*MATERIALS PROVIDED*
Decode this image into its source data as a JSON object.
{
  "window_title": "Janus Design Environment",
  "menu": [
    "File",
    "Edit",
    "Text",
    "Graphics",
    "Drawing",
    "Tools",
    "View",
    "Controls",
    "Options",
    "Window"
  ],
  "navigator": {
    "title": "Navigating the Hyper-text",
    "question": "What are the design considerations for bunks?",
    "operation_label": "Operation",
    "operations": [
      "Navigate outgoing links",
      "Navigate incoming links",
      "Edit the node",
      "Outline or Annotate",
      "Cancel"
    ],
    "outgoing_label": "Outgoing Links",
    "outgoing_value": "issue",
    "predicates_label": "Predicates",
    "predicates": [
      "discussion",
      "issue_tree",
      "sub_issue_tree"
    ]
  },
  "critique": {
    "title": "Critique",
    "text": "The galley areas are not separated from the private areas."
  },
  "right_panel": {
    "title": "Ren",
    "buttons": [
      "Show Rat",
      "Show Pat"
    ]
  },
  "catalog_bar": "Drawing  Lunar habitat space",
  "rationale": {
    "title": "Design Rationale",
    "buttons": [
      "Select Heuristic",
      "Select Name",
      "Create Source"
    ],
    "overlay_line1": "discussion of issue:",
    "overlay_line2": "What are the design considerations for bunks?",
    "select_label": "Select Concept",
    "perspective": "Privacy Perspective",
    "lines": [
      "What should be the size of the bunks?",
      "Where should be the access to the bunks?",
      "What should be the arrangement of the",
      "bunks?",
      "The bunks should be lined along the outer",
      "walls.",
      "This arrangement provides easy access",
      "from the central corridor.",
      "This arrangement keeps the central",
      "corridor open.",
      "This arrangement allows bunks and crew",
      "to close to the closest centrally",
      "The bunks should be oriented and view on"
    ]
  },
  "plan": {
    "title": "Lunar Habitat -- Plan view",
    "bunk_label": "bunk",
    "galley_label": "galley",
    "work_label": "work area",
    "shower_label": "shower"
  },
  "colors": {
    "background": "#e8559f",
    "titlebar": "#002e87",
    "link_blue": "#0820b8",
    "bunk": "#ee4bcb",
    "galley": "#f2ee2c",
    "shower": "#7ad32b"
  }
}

*DIRECTIONS*
Reproduce the listing above word for word.

*RESPONSE FOR THIS EXERCISE*
Decode this image into its source data as a JSON object.
{
  "window_title": "Janus Design Environment",
  "menu": [
    "File",
    "Edit",
    "Text",
    "Graphics",
    "Drawing",
    "Tools",
    "View",
    "Controls",
    "Options",
    "Window"
  ],
  "navigator": {
    "title": "Navigating the Hyper-text",
    "question": "What are the design considerations for bunks?",
    "operation_label": "Operation",
    "operations": [
      "Navigate outgoing links",
      "Navigate incoming links",
      "Edit the node",
      "Outline or Annotate",
      "Cancel"
    ],
    "outgoing_label": "Outgoing Links",
    "outgoing_value": "issue",
    "predicates_label": "Predicates",
    "predicates": [
      "discussion",
      "issue_tree",
      "sub_issue_tree"
    ]
  },
  "critique": {
    "title": "Critique",
    "text": "The galley areas are not separated from the private areas."
  },
  "right_panel": {
    "title": "Ren",
    "buttons": [
      "Show Rat",
      "Show Pat"
    ]
  },
  "catalog_bar": "Drawing  Lunar habitat space",
  "rationale": {
    "title": "Design Rationale",
    "buttons": [
      "Select Heuristic",
      "Select Name",
      "Create Source"
    ],
    "overlay_line1": "discussion of issue:",
    "overlay_line2": "What are the design considerations for bunks?",
    "select_label": "Select Concept",
    "perspective": "Privacy Perspective",
    "lines": [
      "What should be the size of the bunks?",
      "Where should be the access to the bunks?",
      "What should be the arrangement of the",
      "bunks?",
      "The bunks should be lined along the outer",
      "walls.",
      "This arrangement provides easy access",
      "from the central corridor.",
      "This arrangement keeps the central",
      "corridor open.",
      "This arrangement allows bunks and crew",
      "to close to the closest centrally",
      "The bunks should be oriented and view on"
    ]
  },
  "plan": {
    "title": "Lunar Habitat -- Plan view",
    "bunk_label": "bunk",
    "galley_label": "galley",
    "work_label": "work area",
    "shower_label": "shower"
  },
  "colors": {
    "background": "#e8559f",
    "titlebar": "#002e87",
    "link_blue": "#0820b8",
    "bunk": "#ee4bcb",
    "galley": "#f2ee2c",
    "shower": "#7ad32b"
  }
}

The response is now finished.